**Exercise tasks:**
**1)** In the knife crime article, between which hours on weekdays do knife-related incidents involving youngsters spike?
**2)** Copy the knife crime article word for word, everything from "There were no" down to "addressing violent incidents.".

**Source document:**
__________________________________________________
By Nadine White
Children may be most at risk of being stabbed as they make their way home from school, according to new research published in the wake of five fatal stabbings in a single week in London.
A report by medical professionals published by the BMJ Open journal reveals the frequency of knife-related incidents involving youngsters spikes between the hours of 4pm and 6pm on weekdays.
The research also shows nearly half of injuries (47%) recorded in the 16-19 age group occurred 1-5 km from the victims’ residences, reflecting the average distance from home to school for children living in London.
In 2017, just under 37,000 offences involving knives or other sharp implements were recorded in England and Wales, increasing by a quarter (26%) on the previous year’s figures.
That year saw a wave of series attacks across Britain.
In September 2017, a 16-year-old male was knifed in the back as he walked home from school in Liverpool. He was taken to hospital, where he was treated for his injuries, but the motive behind the attack was “not clear”.
At the time, Merseyside Police Chief Inspector Paul Court told the Liverpool ECHO that knife crime “isn’t a common occurrence” in the area.
In June, seven-year-old Katie Rough was stabbed in a park after school in York. Her killer, 15, was sentenced to life for manslaughter in November 2017.
In February 2017, a 16-year-old died after he was stabbed on his way home from school in Leeds.
January of the same year saw the death 15-year-old schoolboy Quamari Serunkuma-Barnes following a knife attack near Capital City Academy in Kensal Green, north London.
A 15-year-old boy was jailed for 14 years for the murder at the Old Bailey in September.
Young men between the ages of 16 and 24 from economically deprived urban areas are most at risk of knife crime, the evidence shows.
Researchers analysed 1,824 subjects under the age of 25, out of a total of 3274, with knife wounds requiring emergency care at one major London trauma centre between 2004 and 2014.
Of these, just under 10% were children under the age of 16; almost 50% were aged 16-19 and just over 43% were in their early 20s.
Between 2004 and 2014, the annual number of stab wound victims in these age groups rose by 25% each year, with most cases (71%) coming from the areas of greatest deprivation.
To assess this in more detail, BMJ researchers compared injury patterns in children with those in 16-24-year-olds. Among children, stabbings were at a peak between 4-6pm, accounting for more than one in five injuries. This was compared with around one-in-10 in young adults.
When incidents were divided between those occurring on school days and those occurring on weekends/school holidays, the data revealed that children were more likely than teens or young adults to be stabbed on a school day.
On weekends and school holidays, the timing of stabbings in children matched those of young adults.
There were no obvious differences among the three age groups, but children tended to be more at risk of dying in hospital of their wounds, despite the comparable severity of their injuries, and the frequency of stab injuries rose significantly in the teenage years.
The researchers said: “It is clear that a multifaceted approach with sustained investment from government and the community is required for effective violence reduction.”
It was suggested that a visible police presence in areas where schoolchildren tend to congregate after school might be helpful in addressing violent incidents.
“Our study illustrates and reiterates the potent influence of deprivation, age, and gender on the risk of violent injury,” they went on.
“Long-term multiagency interventions are essential to drive sustained reductions in interpersonal violence and will be better informed by the recognition of knife crime as a pressing public health issue.”
__________________________________________________
**Data extracts:**
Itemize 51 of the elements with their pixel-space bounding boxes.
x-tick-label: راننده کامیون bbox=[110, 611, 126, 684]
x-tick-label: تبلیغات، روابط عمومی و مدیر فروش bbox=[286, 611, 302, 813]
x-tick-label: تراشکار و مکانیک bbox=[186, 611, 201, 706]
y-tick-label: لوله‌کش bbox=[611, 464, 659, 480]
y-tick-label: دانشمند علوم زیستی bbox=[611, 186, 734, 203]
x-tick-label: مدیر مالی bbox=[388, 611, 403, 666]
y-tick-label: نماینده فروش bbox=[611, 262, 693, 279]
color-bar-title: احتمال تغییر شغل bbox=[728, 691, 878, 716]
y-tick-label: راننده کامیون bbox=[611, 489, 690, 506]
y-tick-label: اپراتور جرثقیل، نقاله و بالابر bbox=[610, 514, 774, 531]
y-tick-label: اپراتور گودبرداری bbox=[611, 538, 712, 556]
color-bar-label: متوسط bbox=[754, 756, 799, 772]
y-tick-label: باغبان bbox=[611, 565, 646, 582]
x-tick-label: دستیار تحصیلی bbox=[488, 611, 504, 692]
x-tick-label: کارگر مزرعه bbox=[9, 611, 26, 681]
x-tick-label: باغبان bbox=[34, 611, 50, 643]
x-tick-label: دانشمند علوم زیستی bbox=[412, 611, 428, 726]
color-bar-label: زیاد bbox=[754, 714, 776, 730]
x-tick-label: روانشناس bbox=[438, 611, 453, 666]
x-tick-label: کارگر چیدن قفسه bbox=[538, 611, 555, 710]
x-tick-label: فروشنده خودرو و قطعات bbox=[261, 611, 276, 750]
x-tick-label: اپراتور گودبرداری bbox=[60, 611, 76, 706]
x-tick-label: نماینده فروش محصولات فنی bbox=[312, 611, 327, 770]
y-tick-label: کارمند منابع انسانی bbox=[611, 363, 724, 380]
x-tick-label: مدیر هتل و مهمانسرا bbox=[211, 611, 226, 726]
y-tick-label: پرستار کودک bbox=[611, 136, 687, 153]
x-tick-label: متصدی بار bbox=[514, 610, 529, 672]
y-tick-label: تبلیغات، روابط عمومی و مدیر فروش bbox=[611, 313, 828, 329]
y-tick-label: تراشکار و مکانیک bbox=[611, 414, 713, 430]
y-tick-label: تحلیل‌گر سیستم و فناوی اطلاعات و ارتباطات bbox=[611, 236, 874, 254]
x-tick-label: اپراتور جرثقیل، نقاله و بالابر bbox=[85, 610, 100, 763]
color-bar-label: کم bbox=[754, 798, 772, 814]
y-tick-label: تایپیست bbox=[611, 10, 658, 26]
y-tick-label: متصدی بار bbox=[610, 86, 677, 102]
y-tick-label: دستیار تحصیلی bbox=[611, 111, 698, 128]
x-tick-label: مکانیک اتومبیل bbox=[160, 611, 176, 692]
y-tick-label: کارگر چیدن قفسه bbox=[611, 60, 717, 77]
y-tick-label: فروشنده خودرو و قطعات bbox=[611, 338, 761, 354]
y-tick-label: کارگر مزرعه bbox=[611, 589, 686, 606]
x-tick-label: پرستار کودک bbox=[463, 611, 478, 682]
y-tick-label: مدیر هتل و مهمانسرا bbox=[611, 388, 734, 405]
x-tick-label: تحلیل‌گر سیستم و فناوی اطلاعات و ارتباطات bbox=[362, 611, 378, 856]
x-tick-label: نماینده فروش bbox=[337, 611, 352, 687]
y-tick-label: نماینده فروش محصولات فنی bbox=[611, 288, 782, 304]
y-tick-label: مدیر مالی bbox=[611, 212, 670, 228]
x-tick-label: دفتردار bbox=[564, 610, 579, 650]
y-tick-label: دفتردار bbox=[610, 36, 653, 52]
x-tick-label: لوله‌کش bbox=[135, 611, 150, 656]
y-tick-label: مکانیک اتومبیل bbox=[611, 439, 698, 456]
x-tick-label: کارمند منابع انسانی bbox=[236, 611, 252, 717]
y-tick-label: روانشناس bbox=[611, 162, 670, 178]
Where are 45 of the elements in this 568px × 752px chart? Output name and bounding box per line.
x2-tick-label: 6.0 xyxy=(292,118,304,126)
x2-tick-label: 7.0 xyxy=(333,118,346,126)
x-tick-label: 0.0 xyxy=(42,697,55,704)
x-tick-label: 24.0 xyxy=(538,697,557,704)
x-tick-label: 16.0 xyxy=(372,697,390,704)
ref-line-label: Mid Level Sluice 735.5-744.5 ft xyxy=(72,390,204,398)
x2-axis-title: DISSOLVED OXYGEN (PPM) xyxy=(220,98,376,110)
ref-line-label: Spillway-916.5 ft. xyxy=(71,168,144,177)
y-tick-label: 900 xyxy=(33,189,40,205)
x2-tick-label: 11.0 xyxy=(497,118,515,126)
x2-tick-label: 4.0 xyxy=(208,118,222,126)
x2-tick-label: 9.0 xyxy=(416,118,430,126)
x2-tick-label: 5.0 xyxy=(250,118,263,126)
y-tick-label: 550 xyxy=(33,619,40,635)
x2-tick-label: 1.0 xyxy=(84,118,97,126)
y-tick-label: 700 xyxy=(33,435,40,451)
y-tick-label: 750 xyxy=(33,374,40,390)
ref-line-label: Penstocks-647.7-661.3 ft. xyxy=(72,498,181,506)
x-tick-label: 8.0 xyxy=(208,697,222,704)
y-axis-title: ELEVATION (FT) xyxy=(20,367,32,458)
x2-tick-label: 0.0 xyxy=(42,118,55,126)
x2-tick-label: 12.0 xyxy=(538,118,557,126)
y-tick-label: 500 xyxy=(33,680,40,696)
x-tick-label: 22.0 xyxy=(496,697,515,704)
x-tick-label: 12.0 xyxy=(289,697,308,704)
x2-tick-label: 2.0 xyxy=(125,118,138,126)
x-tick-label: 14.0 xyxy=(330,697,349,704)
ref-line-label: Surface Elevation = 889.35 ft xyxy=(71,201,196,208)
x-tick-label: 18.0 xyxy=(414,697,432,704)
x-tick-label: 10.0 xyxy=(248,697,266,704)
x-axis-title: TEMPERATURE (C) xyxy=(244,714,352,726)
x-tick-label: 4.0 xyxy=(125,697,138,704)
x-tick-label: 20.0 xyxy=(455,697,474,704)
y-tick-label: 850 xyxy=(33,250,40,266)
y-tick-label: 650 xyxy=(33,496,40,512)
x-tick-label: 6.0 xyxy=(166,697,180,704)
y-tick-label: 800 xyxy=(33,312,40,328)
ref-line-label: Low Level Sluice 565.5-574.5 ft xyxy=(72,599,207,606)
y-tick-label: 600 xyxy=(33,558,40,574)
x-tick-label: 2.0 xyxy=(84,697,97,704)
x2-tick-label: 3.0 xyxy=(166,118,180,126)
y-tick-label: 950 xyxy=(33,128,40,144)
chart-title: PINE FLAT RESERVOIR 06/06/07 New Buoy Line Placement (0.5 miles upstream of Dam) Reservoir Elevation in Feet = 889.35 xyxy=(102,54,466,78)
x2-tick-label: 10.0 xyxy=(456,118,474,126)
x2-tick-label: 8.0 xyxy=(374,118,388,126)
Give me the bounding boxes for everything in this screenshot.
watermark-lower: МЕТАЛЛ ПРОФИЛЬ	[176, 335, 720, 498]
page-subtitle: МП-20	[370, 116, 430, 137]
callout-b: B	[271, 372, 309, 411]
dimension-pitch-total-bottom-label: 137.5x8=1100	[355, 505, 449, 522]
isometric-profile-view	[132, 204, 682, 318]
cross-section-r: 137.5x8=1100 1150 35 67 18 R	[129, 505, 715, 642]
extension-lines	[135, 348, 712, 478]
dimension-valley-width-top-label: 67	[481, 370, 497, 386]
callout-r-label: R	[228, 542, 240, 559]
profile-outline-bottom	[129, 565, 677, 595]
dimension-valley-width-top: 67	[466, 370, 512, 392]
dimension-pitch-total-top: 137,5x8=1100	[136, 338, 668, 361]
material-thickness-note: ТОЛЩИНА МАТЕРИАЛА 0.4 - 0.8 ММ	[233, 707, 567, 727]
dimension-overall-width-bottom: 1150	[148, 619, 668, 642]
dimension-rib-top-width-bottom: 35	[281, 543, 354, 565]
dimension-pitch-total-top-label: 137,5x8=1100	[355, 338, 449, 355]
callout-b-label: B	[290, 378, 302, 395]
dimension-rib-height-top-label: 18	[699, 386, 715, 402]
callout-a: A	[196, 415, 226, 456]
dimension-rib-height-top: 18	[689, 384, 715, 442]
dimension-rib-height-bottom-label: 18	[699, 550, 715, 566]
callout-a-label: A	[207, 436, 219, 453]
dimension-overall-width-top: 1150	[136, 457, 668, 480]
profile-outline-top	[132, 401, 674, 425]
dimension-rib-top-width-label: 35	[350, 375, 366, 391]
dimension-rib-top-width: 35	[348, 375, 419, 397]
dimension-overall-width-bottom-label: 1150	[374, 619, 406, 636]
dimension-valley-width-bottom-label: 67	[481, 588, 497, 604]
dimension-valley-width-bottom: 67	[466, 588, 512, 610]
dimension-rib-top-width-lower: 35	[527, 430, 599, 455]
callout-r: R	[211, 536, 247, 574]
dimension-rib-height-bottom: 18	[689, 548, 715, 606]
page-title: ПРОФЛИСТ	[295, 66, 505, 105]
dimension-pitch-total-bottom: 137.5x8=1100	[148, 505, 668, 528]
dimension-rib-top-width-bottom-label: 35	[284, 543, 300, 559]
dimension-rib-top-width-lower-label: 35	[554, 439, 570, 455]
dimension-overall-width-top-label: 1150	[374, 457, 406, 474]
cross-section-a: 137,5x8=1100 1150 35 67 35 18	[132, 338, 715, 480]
__________________________________________________
**Task-by-task answers:**
**1)** Between 4pm and 6pm.

**2)**
There were no obvious differences among the three age groups, but children tended to be more at risk of dying in hospital of their wounds, despite the comparable severity of their injuries, and the frequency of stab injuries rose significantly in the teenage years.
The researchers said: “It is clear that a multifaceted approach with sustained investment from government and the community is required for effective violence reduction.”
It was suggested that a visible police presence in areas where schoolchildren tend to congregate after school might be helpful in addressing violent incidents.